Set exercise | Render the records from their first line through the line containing "chat-button[interactable]: 1 —", both included, as a JSON list of strings with one string per line and no blank lines.

--- --- ---

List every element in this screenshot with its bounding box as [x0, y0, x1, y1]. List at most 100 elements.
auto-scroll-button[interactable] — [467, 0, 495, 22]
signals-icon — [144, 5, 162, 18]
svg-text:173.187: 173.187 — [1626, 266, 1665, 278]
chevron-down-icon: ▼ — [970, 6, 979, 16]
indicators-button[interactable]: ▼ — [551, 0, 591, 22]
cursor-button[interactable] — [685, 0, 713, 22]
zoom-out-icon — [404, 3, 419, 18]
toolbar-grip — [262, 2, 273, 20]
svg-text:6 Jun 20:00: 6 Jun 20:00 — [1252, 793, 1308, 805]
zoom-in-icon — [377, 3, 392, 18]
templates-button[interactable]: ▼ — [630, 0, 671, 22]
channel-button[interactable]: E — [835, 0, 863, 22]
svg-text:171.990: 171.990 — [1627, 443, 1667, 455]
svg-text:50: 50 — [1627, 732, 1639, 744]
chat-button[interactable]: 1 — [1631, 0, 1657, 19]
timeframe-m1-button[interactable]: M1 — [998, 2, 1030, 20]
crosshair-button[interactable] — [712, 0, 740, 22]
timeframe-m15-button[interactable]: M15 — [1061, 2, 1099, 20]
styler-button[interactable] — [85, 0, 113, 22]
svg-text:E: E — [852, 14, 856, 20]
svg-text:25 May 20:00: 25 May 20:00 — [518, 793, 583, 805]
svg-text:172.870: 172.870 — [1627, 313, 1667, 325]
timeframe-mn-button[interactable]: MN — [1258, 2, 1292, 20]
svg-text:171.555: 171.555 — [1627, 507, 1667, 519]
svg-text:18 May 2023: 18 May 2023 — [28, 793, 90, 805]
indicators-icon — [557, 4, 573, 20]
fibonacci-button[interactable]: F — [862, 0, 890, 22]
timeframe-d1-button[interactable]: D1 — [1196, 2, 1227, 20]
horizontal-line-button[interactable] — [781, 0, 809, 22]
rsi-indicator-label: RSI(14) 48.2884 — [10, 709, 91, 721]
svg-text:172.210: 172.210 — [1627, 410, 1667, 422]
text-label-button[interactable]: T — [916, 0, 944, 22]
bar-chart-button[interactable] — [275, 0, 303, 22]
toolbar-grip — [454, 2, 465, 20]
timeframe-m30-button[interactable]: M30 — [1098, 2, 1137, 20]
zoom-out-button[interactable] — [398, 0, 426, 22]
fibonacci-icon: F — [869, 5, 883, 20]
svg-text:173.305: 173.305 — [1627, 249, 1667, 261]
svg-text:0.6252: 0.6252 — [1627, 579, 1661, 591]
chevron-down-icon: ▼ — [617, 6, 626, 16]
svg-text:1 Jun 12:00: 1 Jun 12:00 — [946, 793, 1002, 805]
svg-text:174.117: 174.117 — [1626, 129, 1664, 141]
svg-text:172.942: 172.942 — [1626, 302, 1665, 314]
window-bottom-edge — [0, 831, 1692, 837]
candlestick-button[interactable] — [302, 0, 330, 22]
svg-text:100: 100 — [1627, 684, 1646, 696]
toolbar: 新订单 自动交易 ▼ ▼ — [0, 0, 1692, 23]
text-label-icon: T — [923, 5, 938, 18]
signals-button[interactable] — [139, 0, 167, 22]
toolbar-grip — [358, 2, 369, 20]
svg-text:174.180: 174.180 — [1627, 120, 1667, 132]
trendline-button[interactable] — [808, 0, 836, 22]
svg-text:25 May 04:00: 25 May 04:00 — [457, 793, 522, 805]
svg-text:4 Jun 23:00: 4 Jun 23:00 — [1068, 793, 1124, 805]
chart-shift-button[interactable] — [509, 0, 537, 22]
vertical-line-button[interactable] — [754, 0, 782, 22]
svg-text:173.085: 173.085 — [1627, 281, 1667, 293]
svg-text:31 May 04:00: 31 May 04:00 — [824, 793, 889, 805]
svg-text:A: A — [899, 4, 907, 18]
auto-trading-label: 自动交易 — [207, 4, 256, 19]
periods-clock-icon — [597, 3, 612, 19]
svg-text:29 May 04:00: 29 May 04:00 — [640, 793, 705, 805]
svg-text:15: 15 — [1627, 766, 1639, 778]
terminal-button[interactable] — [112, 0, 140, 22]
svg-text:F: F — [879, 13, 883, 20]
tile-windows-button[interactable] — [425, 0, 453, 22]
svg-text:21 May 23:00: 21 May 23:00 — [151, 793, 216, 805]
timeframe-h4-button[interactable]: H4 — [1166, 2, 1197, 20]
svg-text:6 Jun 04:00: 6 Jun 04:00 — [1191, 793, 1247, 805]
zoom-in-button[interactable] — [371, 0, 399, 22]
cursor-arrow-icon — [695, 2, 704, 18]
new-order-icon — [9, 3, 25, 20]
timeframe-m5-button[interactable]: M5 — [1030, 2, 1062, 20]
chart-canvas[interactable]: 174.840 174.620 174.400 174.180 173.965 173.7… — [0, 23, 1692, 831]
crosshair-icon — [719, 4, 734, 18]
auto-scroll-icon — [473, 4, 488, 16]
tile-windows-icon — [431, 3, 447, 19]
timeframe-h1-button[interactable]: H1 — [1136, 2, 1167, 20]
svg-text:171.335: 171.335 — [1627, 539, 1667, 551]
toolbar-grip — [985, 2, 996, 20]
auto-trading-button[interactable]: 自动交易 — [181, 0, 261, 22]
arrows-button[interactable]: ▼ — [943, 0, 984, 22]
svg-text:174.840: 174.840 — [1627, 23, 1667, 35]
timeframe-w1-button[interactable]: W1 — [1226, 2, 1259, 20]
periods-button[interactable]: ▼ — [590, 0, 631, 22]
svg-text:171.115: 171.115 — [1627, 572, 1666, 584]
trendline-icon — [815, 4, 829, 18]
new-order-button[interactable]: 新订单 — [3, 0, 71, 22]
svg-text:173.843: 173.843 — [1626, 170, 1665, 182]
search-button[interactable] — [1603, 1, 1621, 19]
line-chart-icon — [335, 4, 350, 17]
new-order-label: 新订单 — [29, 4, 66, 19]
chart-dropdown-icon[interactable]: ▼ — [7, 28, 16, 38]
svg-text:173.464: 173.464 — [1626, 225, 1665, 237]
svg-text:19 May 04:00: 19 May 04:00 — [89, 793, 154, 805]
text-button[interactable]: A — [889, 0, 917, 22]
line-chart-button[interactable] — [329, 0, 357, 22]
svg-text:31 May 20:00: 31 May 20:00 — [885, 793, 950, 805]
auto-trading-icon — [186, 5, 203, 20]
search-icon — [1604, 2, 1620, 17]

--- --- ---

Response to the task |
[
  "List every element in this screenshot with its bounding box as [x0, y0, x1, y1]. List at most 100 elements.",
  "auto-scroll-button[interactable] — [467, 0, 495, 22]",
  "signals-icon — [144, 5, 162, 18]",
  "svg-text:173.187: 173.187 — [1626, 266, 1665, 278]",
  "chevron-down-icon: ▼ — [970, 6, 979, 16]",
  "indicators-button[interactable]: ▼ — [551, 0, 591, 22]",
  "cursor-button[interactable] — [685, 0, 713, 22]",
  "zoom-out-icon — [404, 3, 419, 18]",
  "toolbar-grip — [262, 2, 273, 20]",
  "svg-text:6 Jun 20:00: 6 Jun 20:00 — [1252, 793, 1308, 805]",
  "zoom-in-icon — [377, 3, 392, 18]",
  "templates-button[interactable]: ▼ — [630, 0, 671, 22]",
  "channel-button[interactable]: E — [835, 0, 863, 22]",
  "svg-text:171.990: 171.990 — [1627, 443, 1667, 455]",
  "svg-text:50: 50 — [1627, 732, 1639, 744]",
  "chat-button[interactable]: 1 — [1631, 0, 1657, 19]"
]